Exercise details: Leave out the images; return the rest of the data exactly.

--- Start of Provided data ---

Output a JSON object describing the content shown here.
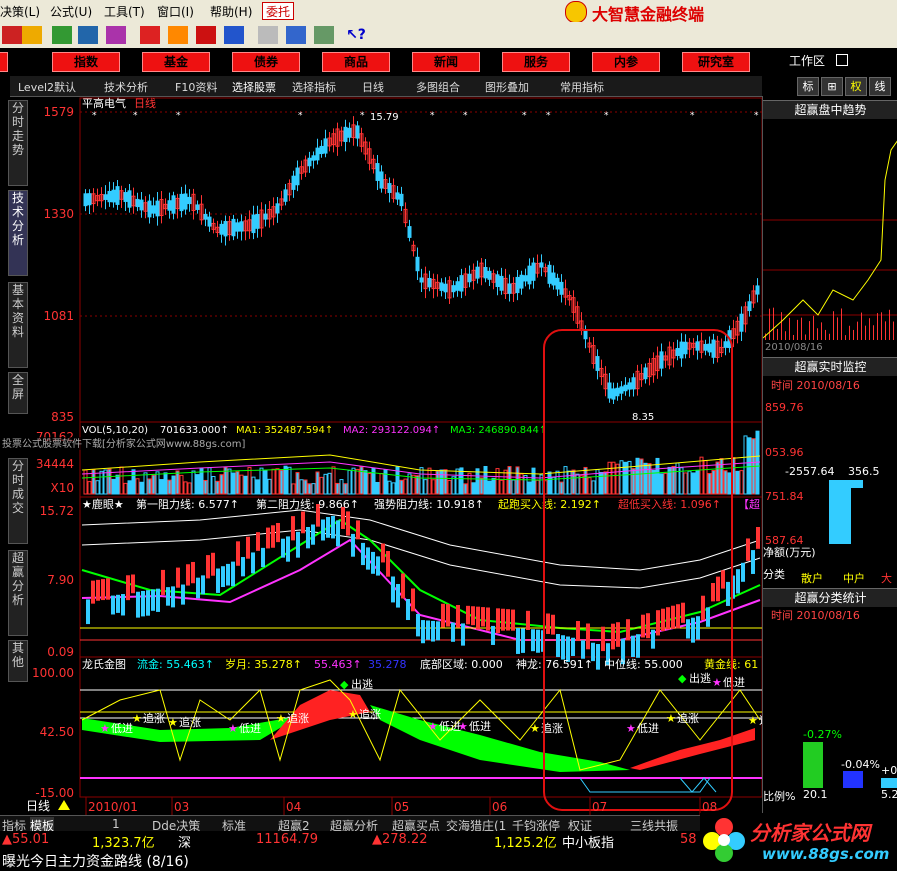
{
  "menu": {
    "items": [
      "决策(L)",
      "公式(U)",
      "工具(T)",
      "窗口(I)",
      "帮助(H)"
    ],
    "entrust": "委托",
    "app_title": "大智慧金融终端"
  },
  "nav": {
    "items": [
      "股",
      "指数",
      "基金",
      "债券",
      "商品",
      "新闻",
      "服务",
      "内参",
      "研究室"
    ],
    "workarea": "工作区"
  },
  "tabs": {
    "items": [
      "Level2默认",
      "技术分析",
      "F10资料",
      "选择股票",
      "选择指标",
      "日线",
      "多图组合",
      "图形叠加",
      "常用指标"
    ],
    "right": [
      "标",
      "⊞",
      "权",
      "线"
    ]
  },
  "left_tabs": [
    "分时走势",
    "技术分析",
    "基本资料",
    "全屏",
    "分时成交",
    "超赢分析",
    "其他"
  ],
  "main_chart": {
    "stock": "平高电气",
    "period": "日线",
    "y_labels": [
      "1579",
      "1330",
      "1081",
      "835"
    ],
    "high_mark": "15.79",
    "low_mark": "8.35"
  },
  "vol_panel": {
    "label": "VOL(5,10,20)",
    "value": "701633.000↑",
    "ma1": "MA1: 352487.594↑",
    "ma2": "MA2: 293122.094↑",
    "ma3": "MA3: 246890.844↑",
    "y_labels": [
      "70162",
      "34444",
      "X10"
    ],
    "watermark": "投票公式股票软件下载[分析家公式网www.88gs.com]"
  },
  "dy_panel": {
    "label": "★鹿眼★",
    "l1": "第一阻力线: 6.577↑",
    "l2": "第二阻力线: 9.866↑",
    "l3": "强势阻力线: 10.918↑",
    "l4": "起跑买入线: 2.192↑",
    "l5": "超低买入线: 1.096↑",
    "l6": "【超",
    "y_labels": [
      "15.72",
      "7.90",
      "0.09"
    ]
  },
  "lg_panel": {
    "label": "龙氏金图",
    "f1": "流金: 55.463↑",
    "f2": "岁月: 35.278↑",
    "f3": "55.463↑",
    "f4": "35.278",
    "f5": "底部区域: 0.000",
    "f6": "神龙: 76.591↑",
    "f7": "中位线: 55.000",
    "f8": "黄金线: 61",
    "y_labels": [
      "100.00",
      "42.50",
      "-15.00"
    ],
    "signals": [
      "低进",
      "追涨",
      "追涨",
      "低进",
      "追涨",
      "出逃",
      "追涨",
      "低进",
      "低进",
      "追涨",
      "低进",
      "追涨",
      "出逃",
      "低进",
      "追涨"
    ]
  },
  "x_axis": {
    "period": "日线",
    "labels": [
      "2010/01",
      "03",
      "04",
      "05",
      "06",
      "07",
      "08"
    ]
  },
  "right_panel": {
    "t1": "超赢盘中趋势",
    "d1": "2010/08/16",
    "t2": "超赢实时监控",
    "time2": "时间 2010/08/16",
    "y2": [
      "859.76",
      "053.96",
      "751.84",
      "587.64"
    ],
    "v2a": "-2557.64",
    "v2b": "356.5",
    "net": "净额(万元)",
    "cats": [
      "分类",
      "散户",
      "中户",
      "大户"
    ],
    "t3": "超赢分类统计",
    "time3": "时间 2010/08/16",
    "pcts": [
      "-0.27%",
      "-0.04%",
      "+0."
    ],
    "ratio": "比例%",
    "bvals": [
      "20.1",
      "",
      "5.2"
    ]
  },
  "bottom_tabs": [
    "指标",
    "模板",
    "1",
    "Dde决策",
    "标准",
    "超赢2",
    "超赢分析",
    "超赢买点",
    "交海猎庄(1",
    "千钧涨停",
    "权证",
    "三线共振",
    "58"
  ],
  "index_bar": {
    "a": "▲55.01",
    "b": "1,323.7亿",
    "c": "深",
    "d": "11164.79",
    "e": "▲278.22",
    "f": "1,125.2亿",
    "g": "中小板指"
  },
  "status": {
    "text": "曝光今日主力资金路线 (8/16)"
  },
  "logo": {
    "text": "分析家公式网",
    "url": "www.88gs.com"
  },
  "colors": {
    "up": "#ff3333",
    "down": "#33ccff",
    "grid": "#8b0000",
    "yellow": "#ffff00",
    "green": "#00ff00",
    "magenta": "#ff33ff"
  }
}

--- End of Provided data ---

Response to this task:
Output a JSON object describing the content shown here.
{
  "menu": {
    "items": [
      "决策(L)",
      "公式(U)",
      "工具(T)",
      "窗口(I)",
      "帮助(H)"
    ],
    "entrust": "委托",
    "app_title": "大智慧金融终端"
  },
  "nav": {
    "items": [
      "股",
      "指数",
      "基金",
      "债券",
      "商品",
      "新闻",
      "服务",
      "内参",
      "研究室"
    ],
    "workarea": "工作区"
  },
  "tabs": {
    "items": [
      "Level2默认",
      "技术分析",
      "F10资料",
      "选择股票",
      "选择指标",
      "日线",
      "多图组合",
      "图形叠加",
      "常用指标"
    ],
    "right": [
      "标",
      "⊞",
      "权",
      "线"
    ]
  },
  "left_tabs": [
    "分时走势",
    "技术分析",
    "基本资料",
    "全屏",
    "分时成交",
    "超赢分析",
    "其他"
  ],
  "main_chart": {
    "stock": "平高电气",
    "period": "日线",
    "y_labels": [
      "1579",
      "1330",
      "1081",
      "835"
    ],
    "high_mark": "15.79",
    "low_mark": "8.35"
  },
  "vol_panel": {
    "label": "VOL(5,10,20)",
    "value": "701633.000↑",
    "ma1": "MA1: 352487.594↑",
    "ma2": "MA2: 293122.094↑",
    "ma3": "MA3: 246890.844↑",
    "y_labels": [
      "70162",
      "34444",
      "X10"
    ],
    "watermark": "投票公式股票软件下载[分析家公式网www.88gs.com]"
  },
  "dy_panel": {
    "label": "★鹿眼★",
    "l1": "第一阻力线: 6.577↑",
    "l2": "第二阻力线: 9.866↑",
    "l3": "强势阻力线: 10.918↑",
    "l4": "起跑买入线: 2.192↑",
    "l5": "超低买入线: 1.096↑",
    "l6": "【超",
    "y_labels": [
      "15.72",
      "7.90",
      "0.09"
    ]
  },
  "lg_panel": {
    "label": "龙氏金图",
    "f1": "流金: 55.463↑",
    "f2": "岁月: 35.278↑",
    "f3": "55.463↑",
    "f4": "35.278",
    "f5": "底部区域: 0.000",
    "f6": "神龙: 76.591↑",
    "f7": "中位线: 55.000",
    "f8": "黄金线: 61",
    "y_labels": [
      "100.00",
      "42.50",
      "-15.00"
    ],
    "signals": [
      "低进",
      "追涨",
      "追涨",
      "低进",
      "追涨",
      "出逃",
      "追涨",
      "低进",
      "低进",
      "追涨",
      "低进",
      "追涨",
      "出逃",
      "低进",
      "追涨"
    ]
  },
  "x_axis": {
    "period": "日线",
    "labels": [
      "2010/01",
      "03",
      "04",
      "05",
      "06",
      "07",
      "08"
    ]
  },
  "right_panel": {
    "t1": "超赢盘中趋势",
    "d1": "2010/08/16",
    "t2": "超赢实时监控",
    "time2": "时间 2010/08/16",
    "y2": [
      "859.76",
      "053.96",
      "751.84",
      "587.64"
    ],
    "v2a": "-2557.64",
    "v2b": "356.5",
    "net": "净额(万元)",
    "cats": [
      "分类",
      "散户",
      "中户",
      "大户"
    ],
    "t3": "超赢分类统计",
    "time3": "时间 2010/08/16",
    "pcts": [
      "-0.27%",
      "-0.04%",
      "+0."
    ],
    "ratio": "比例%",
    "bvals": [
      "20.1",
      "",
      "5.2"
    ]
  },
  "bottom_tabs": [
    "指标",
    "模板",
    "1",
    "Dde决策",
    "标准",
    "超赢2",
    "超赢分析",
    "超赢买点",
    "交海猎庄(1",
    "千钧涨停",
    "权证",
    "三线共振",
    "58"
  ],
  "index_bar": {
    "a": "▲55.01",
    "b": "1,323.7亿",
    "c": "深",
    "d": "11164.79",
    "e": "▲278.22",
    "f": "1,125.2亿",
    "g": "中小板指"
  },
  "status": {
    "text": "曝光今日主力资金路线 (8/16)"
  },
  "logo": {
    "text": "分析家公式网",
    "url": "www.88gs.com"
  },
  "colors": {
    "up": "#ff3333",
    "down": "#33ccff",
    "grid": "#8b0000",
    "yellow": "#ffff00",
    "green": "#00ff00",
    "magenta": "#ff33ff"
  }
}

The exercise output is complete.